Supplied data ::
** begin **
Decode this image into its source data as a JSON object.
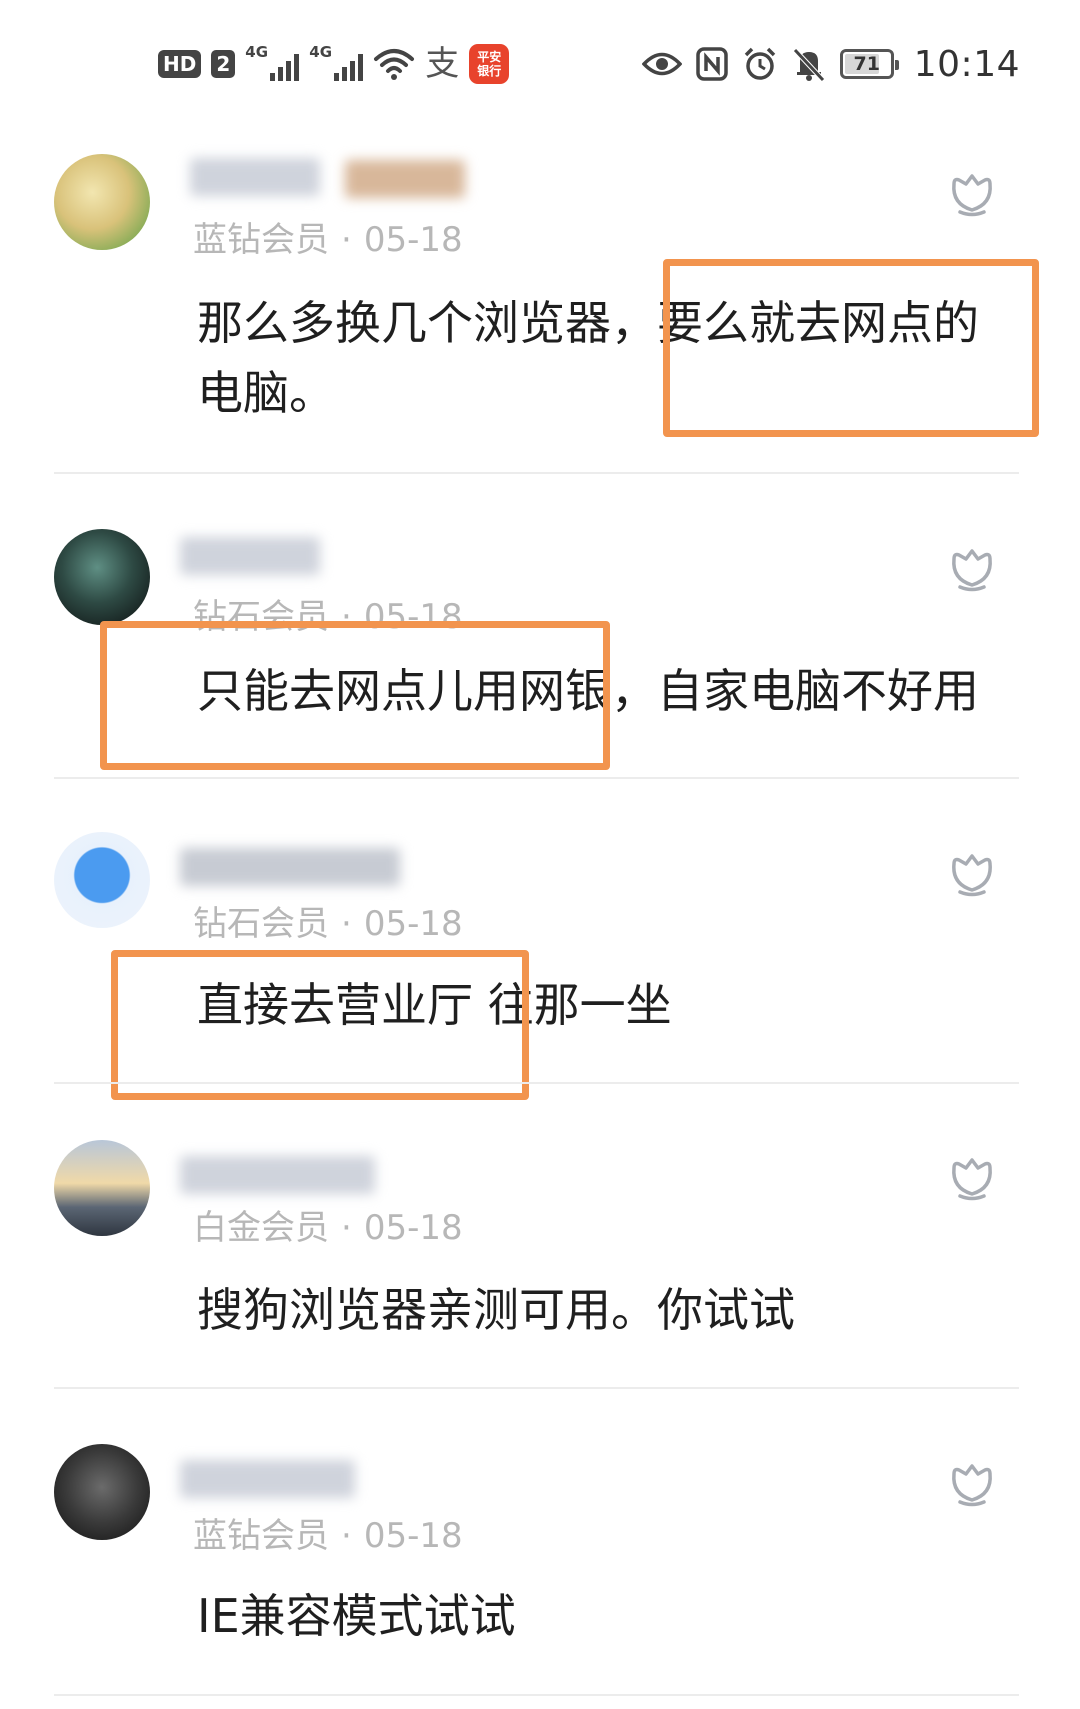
{
  "status_bar": {
    "hd": "HD",
    "sim": "2",
    "network_1": "4G",
    "network_2": "4G",
    "pay_glyph": "支",
    "bank_app_line1": "平安",
    "bank_app_line2": "银行",
    "battery": "71",
    "time": "10:14",
    "icons": [
      "hd-icon",
      "sim-icon",
      "signal-icon",
      "signal-icon",
      "wifi-icon",
      "alipay-icon",
      "bank-app-icon",
      "eye-icon",
      "nfc-icon",
      "alarm-icon",
      "mute-icon",
      "battery-icon"
    ]
  },
  "comments": [
    {
      "level": "蓝钻会员",
      "date": "05-18",
      "lines": [
        "那么多换几个浏览器，要么就去网点的",
        "电脑。"
      ],
      "like_icon": "like-icon"
    },
    {
      "level": "钻石会员",
      "date": "05-18",
      "lines": [
        "只能去网点儿用网银，自家电脑不好用"
      ],
      "like_icon": "like-icon"
    },
    {
      "level": "钻石会员",
      "date": "05-18",
      "lines": [
        "直接去营业厅 往那一坐"
      ],
      "like_icon": "like-icon"
    },
    {
      "level": "白金会员",
      "date": "05-18",
      "lines": [
        "搜狗浏览器亲测可用。你试试"
      ],
      "like_icon": "like-icon"
    },
    {
      "level": "蓝钻会员",
      "date": "05-18",
      "lines": [
        "IE兼容模式试试"
      ],
      "like_icon": "like-icon"
    }
  ],
  "meta_separator": "·",
  "highlight_color": "#f2944e"
}
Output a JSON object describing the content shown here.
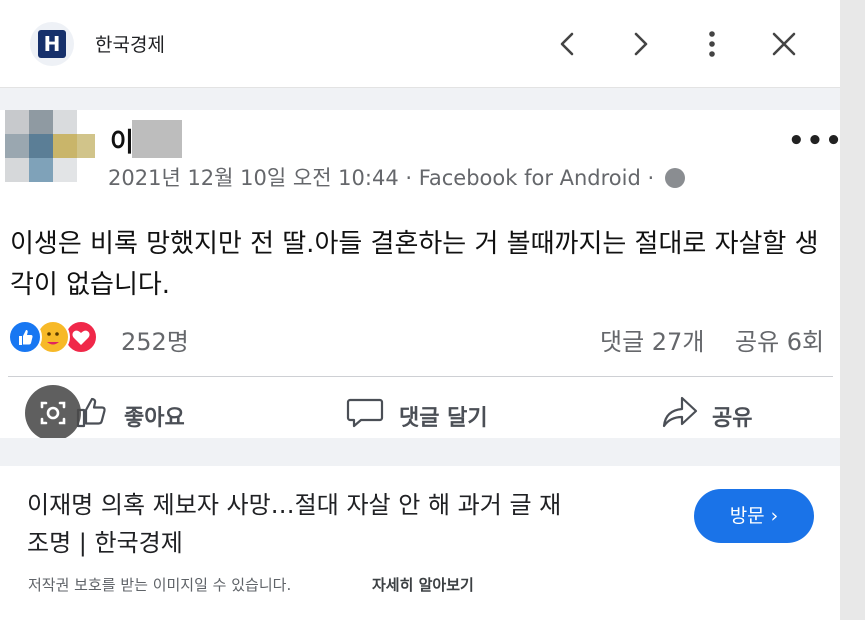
{
  "header": {
    "logo_letter": "H",
    "site_name": "한국경제",
    "icons": [
      "chevron-left-icon",
      "chevron-right-icon",
      "more-vert-icon",
      "close-icon"
    ]
  },
  "post": {
    "poster_name": "이",
    "meta": "2021년 12월 10일 오전 10:44 · Facebook for Android ·",
    "text_line1": "이생은 비록 망했지만 전 딸.아들 결혼하는 거 볼때까지는 절대로 자살할 생",
    "text_line2": "각이 없습니다.",
    "reaction_count": "252명",
    "comments": "댓글 27개",
    "shares": "공유 6회",
    "actions": {
      "like": "좋아요",
      "comment": "댓글 달기",
      "share": "공유"
    }
  },
  "info": {
    "headline_line1": "이재명 의혹 제보자 사망…절대 자살 안 해 과거 글 재",
    "headline_line2": "조명 | 한국경제",
    "visit_label": "방문 ›",
    "copyright": "저작권 보호를 받는 이미지일 수 있습니다.",
    "learn_more": "자세히 알아보기"
  },
  "colors": {
    "accent": "#1a73e8",
    "logo_bg": "#16306b",
    "fb_gray": "#65676b"
  }
}
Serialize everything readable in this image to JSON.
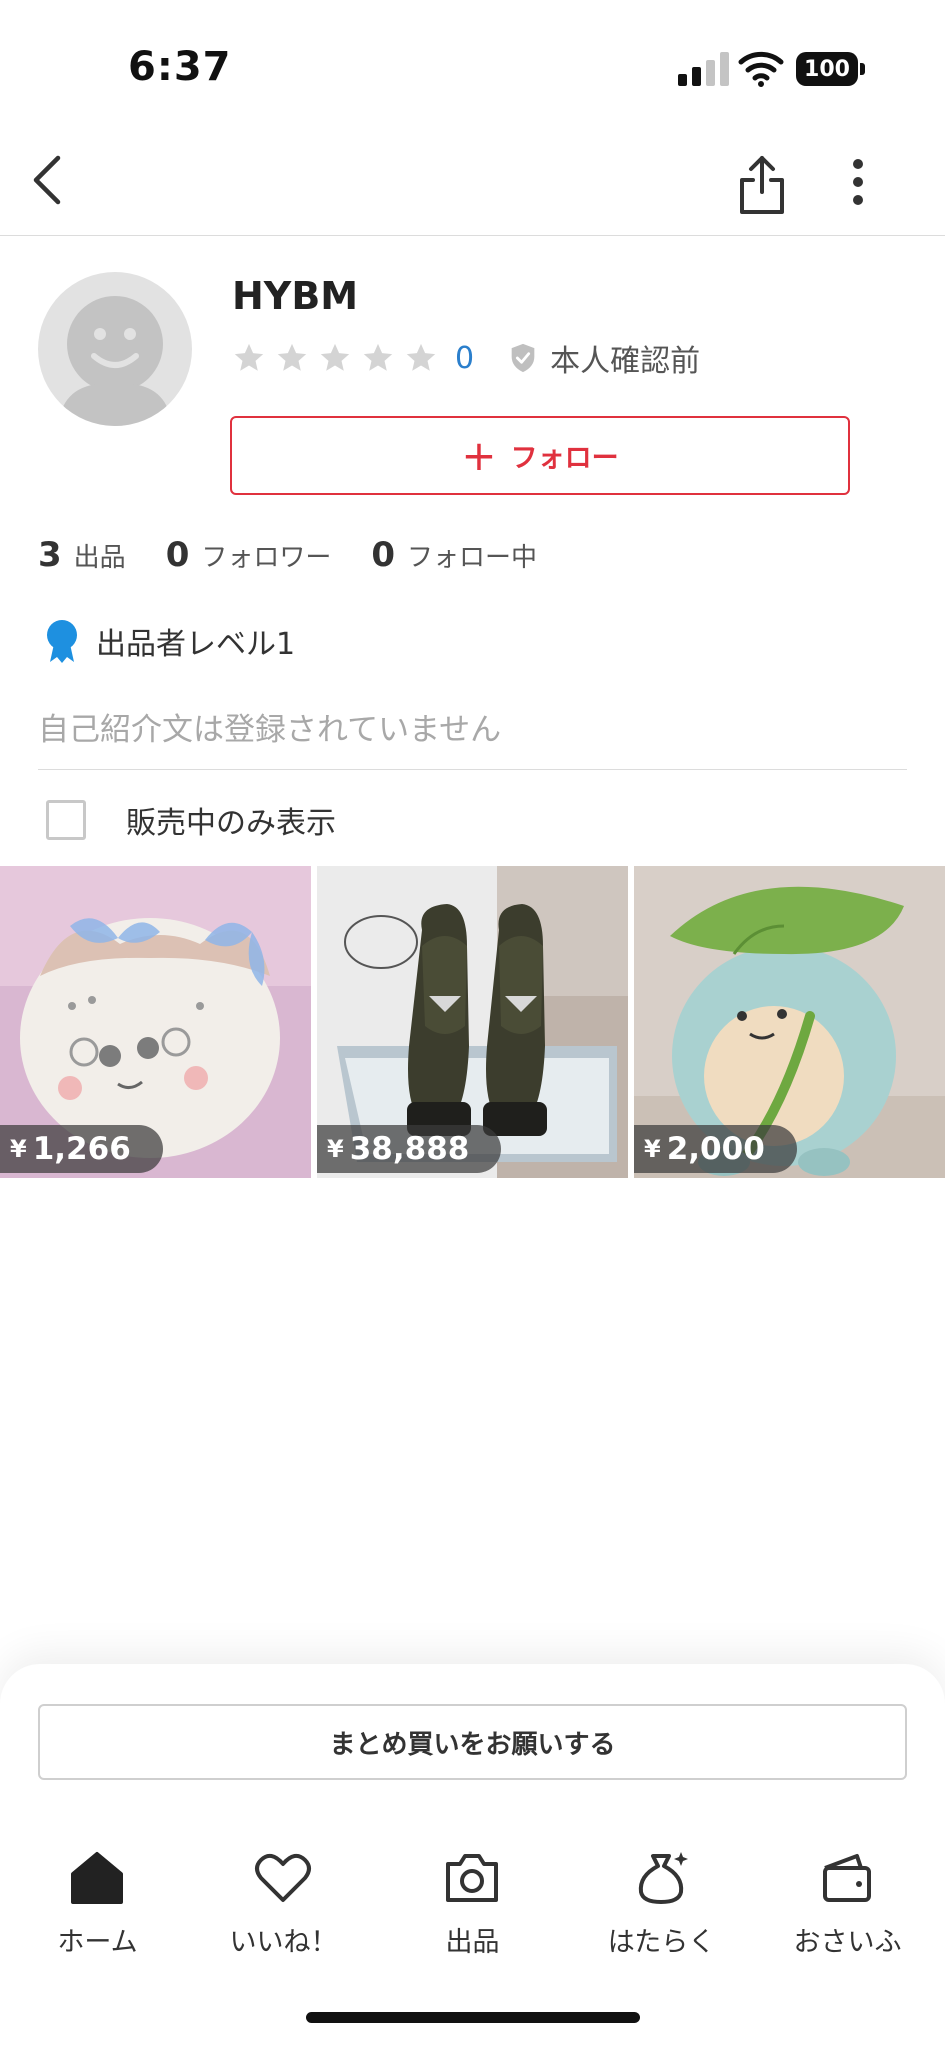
{
  "status_bar": {
    "time": "6:37",
    "battery": "100"
  },
  "nav": {
    "back_icon": "chevron-left-icon",
    "share_icon": "share-icon",
    "more_icon": "more-vertical-icon"
  },
  "profile": {
    "username": "HYBM",
    "rating_stars": 0,
    "rating_count": "0",
    "verification_status": "本人確認前",
    "follow_button": "フォロー"
  },
  "counts": [
    {
      "value": "3",
      "label": "出品"
    },
    {
      "value": "0",
      "label": "フォロワー"
    },
    {
      "value": "0",
      "label": "フォロー中"
    }
  ],
  "seller_level": "出品者レベル1",
  "bio": "自己紹介文は登録されていません",
  "filter": {
    "label": "販売中のみ表示",
    "checked": false
  },
  "items": [
    {
      "yen": "¥",
      "price": "1,266",
      "image": "plush-cat-pouch"
    },
    {
      "yen": "¥",
      "price": "38,888",
      "image": "loafers-in-box"
    },
    {
      "yen": "¥",
      "price": "2,000",
      "image": "plush-with-leaf"
    }
  ],
  "bulk_request_button": "まとめ買いをお願いする",
  "tabs": [
    {
      "label": "ホーム",
      "icon": "home-icon"
    },
    {
      "label": "いいね！",
      "icon": "heart-icon"
    },
    {
      "label": "出品",
      "icon": "camera-icon"
    },
    {
      "label": "はたらく",
      "icon": "money-bag-icon"
    },
    {
      "label": "おさいふ",
      "icon": "wallet-icon"
    }
  ],
  "colors": {
    "accent": "#e0313e",
    "link": "#2b7fcc",
    "badge": "#1e90e0"
  }
}
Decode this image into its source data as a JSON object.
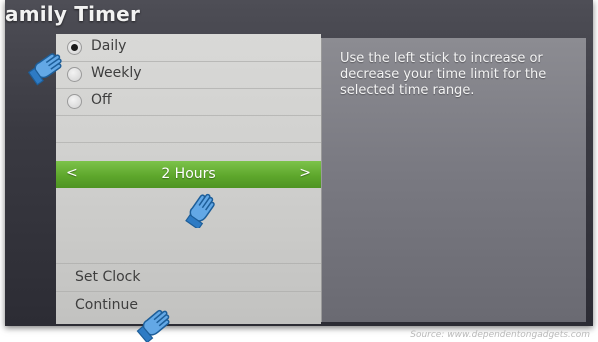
{
  "window": {
    "title": "amily Timer"
  },
  "options": [
    {
      "label": "Daily",
      "selected": true
    },
    {
      "label": "Weekly",
      "selected": false
    },
    {
      "label": "Off",
      "selected": false
    }
  ],
  "time_selector": {
    "value": "2 Hours",
    "left_arrow": "<",
    "right_arrow": ">"
  },
  "actions": {
    "set_clock": "Set Clock",
    "continue": "Continue"
  },
  "help": {
    "text": "Use the left stick to increase or decrease your time limit for the selected time range."
  },
  "footer": {
    "source": "Source: www.dependentongadgets.com"
  },
  "colors": {
    "accent_green": "#5ea72c",
    "panel_light": "#d2d2d0",
    "panel_dark": "#7a7a82",
    "hand_blue": "#63a8e6"
  },
  "icons": [
    "pointing-hand-icon",
    "radio-icon",
    "chevron-left-icon",
    "chevron-right-icon"
  ]
}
** end **
Work instructions ::
Without the pictures, repeat all the records word for word.

Task answer ::
Decode this image into its source data as a JSON object.
{
  "status_bar": {
    "hd": "HD",
    "sim": "2",
    "network_1": "4G",
    "network_2": "4G",
    "pay_glyph": "支",
    "bank_app_line1": "平安",
    "bank_app_line2": "银行",
    "battery": "71",
    "time": "10:14",
    "icons": [
      "hd-icon",
      "sim-icon",
      "signal-icon",
      "signal-icon",
      "wifi-icon",
      "alipay-icon",
      "bank-app-icon",
      "eye-icon",
      "nfc-icon",
      "alarm-icon",
      "mute-icon",
      "battery-icon"
    ]
  },
  "comments": [
    {
      "level": "蓝钻会员",
      "date": "05-18",
      "lines": [
        "那么多换几个浏览器，要么就去网点的",
        "电脑。"
      ],
      "like_icon": "like-icon"
    },
    {
      "level": "钻石会员",
      "date": "05-18",
      "lines": [
        "只能去网点儿用网银，自家电脑不好用"
      ],
      "like_icon": "like-icon"
    },
    {
      "level": "钻石会员",
      "date": "05-18",
      "lines": [
        "直接去营业厅 往那一坐"
      ],
      "like_icon": "like-icon"
    },
    {
      "level": "白金会员",
      "date": "05-18",
      "lines": [
        "搜狗浏览器亲测可用。你试试"
      ],
      "like_icon": "like-icon"
    },
    {
      "level": "蓝钻会员",
      "date": "05-18",
      "lines": [
        "IE兼容模式试试"
      ],
      "like_icon": "like-icon"
    }
  ],
  "meta_separator": "·",
  "highlight_color": "#f2944e"
}
Output a JSON object describing the content shown here.
{
  "header": {
    "logo_letter": "H",
    "site_name": "한국경제",
    "icons": [
      "chevron-left-icon",
      "chevron-right-icon",
      "more-vert-icon",
      "close-icon"
    ]
  },
  "post": {
    "poster_name": "이",
    "meta": "2021년 12월 10일 오전 10:44 · Facebook for Android ·",
    "text_line1": "이생은 비록 망했지만 전 딸.아들 결혼하는 거 볼때까지는 절대로 자살할 생",
    "text_line2": "각이 없습니다.",
    "reaction_count": "252명",
    "comments": "댓글 27개",
    "shares": "공유 6회",
    "actions": {
      "like": "좋아요",
      "comment": "댓글 달기",
      "share": "공유"
    }
  },
  "info": {
    "headline_line1": "이재명 의혹 제보자 사망…절대 자살 안 해 과거 글 재",
    "headline_line2": "조명 | 한국경제",
    "visit_label": "방문 ›",
    "copyright": "저작권 보호를 받는 이미지일 수 있습니다.",
    "learn_more": "자세히 알아보기"
  },
  "colors": {
    "accent": "#1a73e8",
    "logo_bg": "#16306b",
    "fb_gray": "#65676b"
  }
}
Serialize everything readable in this image to JSON.
{
  "status_bar": {
    "time": "6:37",
    "battery": "100"
  },
  "nav": {
    "back_icon": "chevron-left-icon",
    "share_icon": "share-icon",
    "more_icon": "more-vertical-icon"
  },
  "profile": {
    "username": "HYBM",
    "rating_stars": 0,
    "rating_count": "0",
    "verification_status": "本人確認前",
    "follow_button": "フォロー"
  },
  "counts": [
    {
      "value": "3",
      "label": "出品"
    },
    {
      "value": "0",
      "label": "フォロワー"
    },
    {
      "value": "0",
      "label": "フォロー中"
    }
  ],
  "seller_level": "出品者レベル1",
  "bio": "自己紹介文は登録されていません",
  "filter": {
    "label": "販売中のみ表示",
    "checked": false
  },
  "items": [
    {
      "yen": "¥",
      "price": "1,266",
      "image": "plush-cat-pouch"
    },
    {
      "yen": "¥",
      "price": "38,888",
      "image": "loafers-in-box"
    },
    {
      "yen": "¥",
      "price": "2,000",
      "image": "plush-with-leaf"
    }
  ],
  "bulk_request_button": "まとめ買いをお願いする",
  "tabs": [
    {
      "label": "ホーム",
      "icon": "home-icon"
    },
    {
      "label": "いいね！",
      "icon": "heart-icon"
    },
    {
      "label": "出品",
      "icon": "camera-icon"
    },
    {
      "label": "はたらく",
      "icon": "money-bag-icon"
    },
    {
      "label": "おさいふ",
      "icon": "wallet-icon"
    }
  ],
  "colors": {
    "accent": "#e0313e",
    "link": "#2b7fcc",
    "badge": "#1e90e0"
  }
}
Decode this image into its source data as a JSON object.
{
  "window": {
    "title": "amily Timer"
  },
  "options": [
    {
      "label": "Daily",
      "selected": true
    },
    {
      "label": "Weekly",
      "selected": false
    },
    {
      "label": "Off",
      "selected": false
    }
  ],
  "time_selector": {
    "value": "2 Hours",
    "left_arrow": "<",
    "right_arrow": ">"
  },
  "actions": {
    "set_clock": "Set Clock",
    "continue": "Continue"
  },
  "help": {
    "text": "Use the left stick to increase or decrease your time limit for the selected time range."
  },
  "footer": {
    "source": "Source: www.dependentongadgets.com"
  },
  "colors": {
    "accent_green": "#5ea72c",
    "panel_light": "#d2d2d0",
    "panel_dark": "#7a7a82",
    "hand_blue": "#63a8e6"
  },
  "icons": [
    "pointing-hand-icon",
    "radio-icon",
    "chevron-left-icon",
    "chevron-right-icon"
  ]
}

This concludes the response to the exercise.